··· Source data

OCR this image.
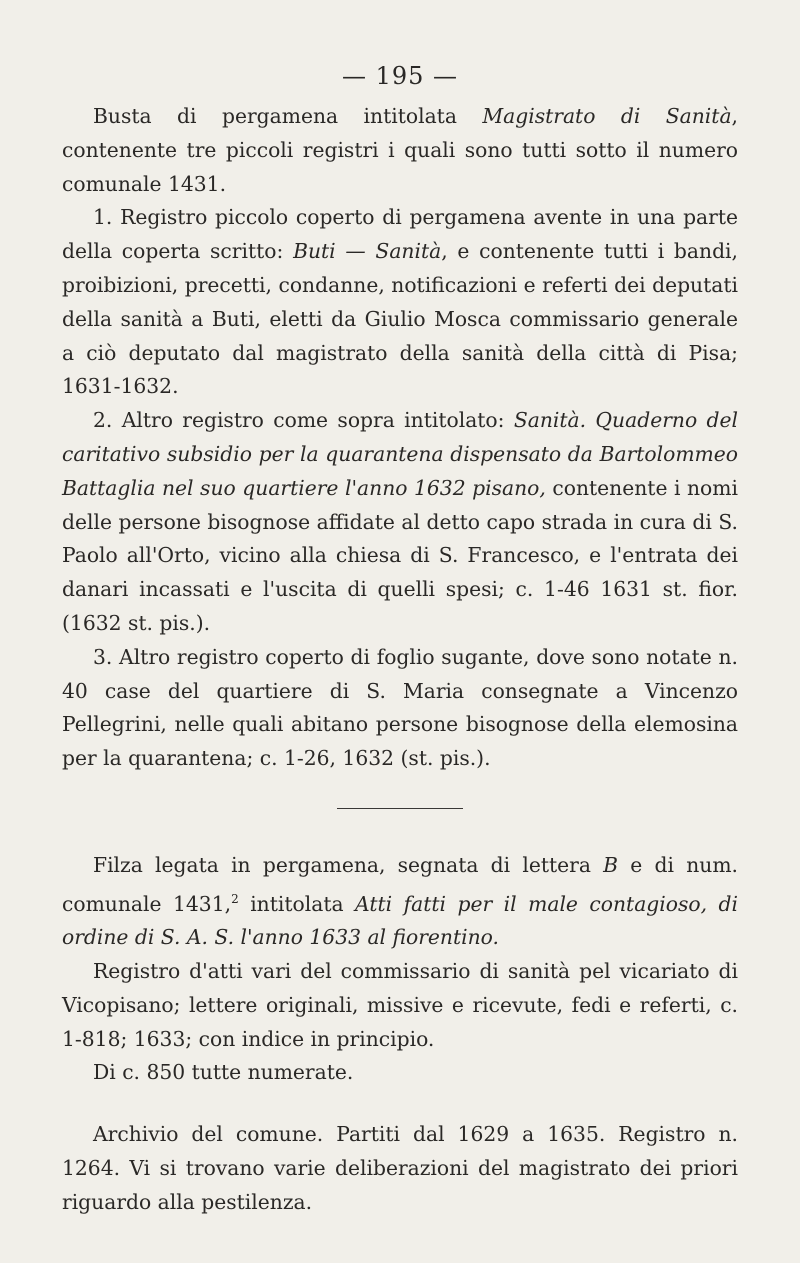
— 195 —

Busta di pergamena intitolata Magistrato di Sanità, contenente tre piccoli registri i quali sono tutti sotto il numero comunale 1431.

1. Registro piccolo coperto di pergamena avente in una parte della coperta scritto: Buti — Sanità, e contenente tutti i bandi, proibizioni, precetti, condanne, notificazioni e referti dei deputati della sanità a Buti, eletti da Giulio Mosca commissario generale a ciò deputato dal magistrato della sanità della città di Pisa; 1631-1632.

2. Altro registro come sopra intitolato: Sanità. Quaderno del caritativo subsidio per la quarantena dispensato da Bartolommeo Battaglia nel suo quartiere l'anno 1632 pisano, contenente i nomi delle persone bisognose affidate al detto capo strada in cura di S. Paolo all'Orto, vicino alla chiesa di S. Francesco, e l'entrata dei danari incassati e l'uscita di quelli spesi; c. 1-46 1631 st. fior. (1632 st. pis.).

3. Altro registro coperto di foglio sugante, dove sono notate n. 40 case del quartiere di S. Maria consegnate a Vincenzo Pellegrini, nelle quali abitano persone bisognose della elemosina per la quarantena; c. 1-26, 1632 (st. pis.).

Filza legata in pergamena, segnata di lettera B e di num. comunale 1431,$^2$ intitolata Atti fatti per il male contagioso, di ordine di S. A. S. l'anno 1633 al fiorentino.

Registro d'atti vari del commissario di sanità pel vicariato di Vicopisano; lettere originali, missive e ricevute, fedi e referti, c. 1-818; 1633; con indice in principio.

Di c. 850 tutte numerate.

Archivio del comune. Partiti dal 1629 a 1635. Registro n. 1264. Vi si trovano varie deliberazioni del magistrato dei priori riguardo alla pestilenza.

······

#### Instructions for the task
In the entries above, find each line with the word "intitolata" and show it.

#### Solution to this problem
Busta di pergamena intitolata Magistrato di Sanità, contenente tre piccoli registri i quali sono tutti sotto il numero comunale 1431.
Filza legata in pergamena, segnata di lettera B e di num. comunale 1431,$^2$ intitolata Atti fatti per il male contagioso, di ordine di S. A. S. l'anno 1633 al fiorentino.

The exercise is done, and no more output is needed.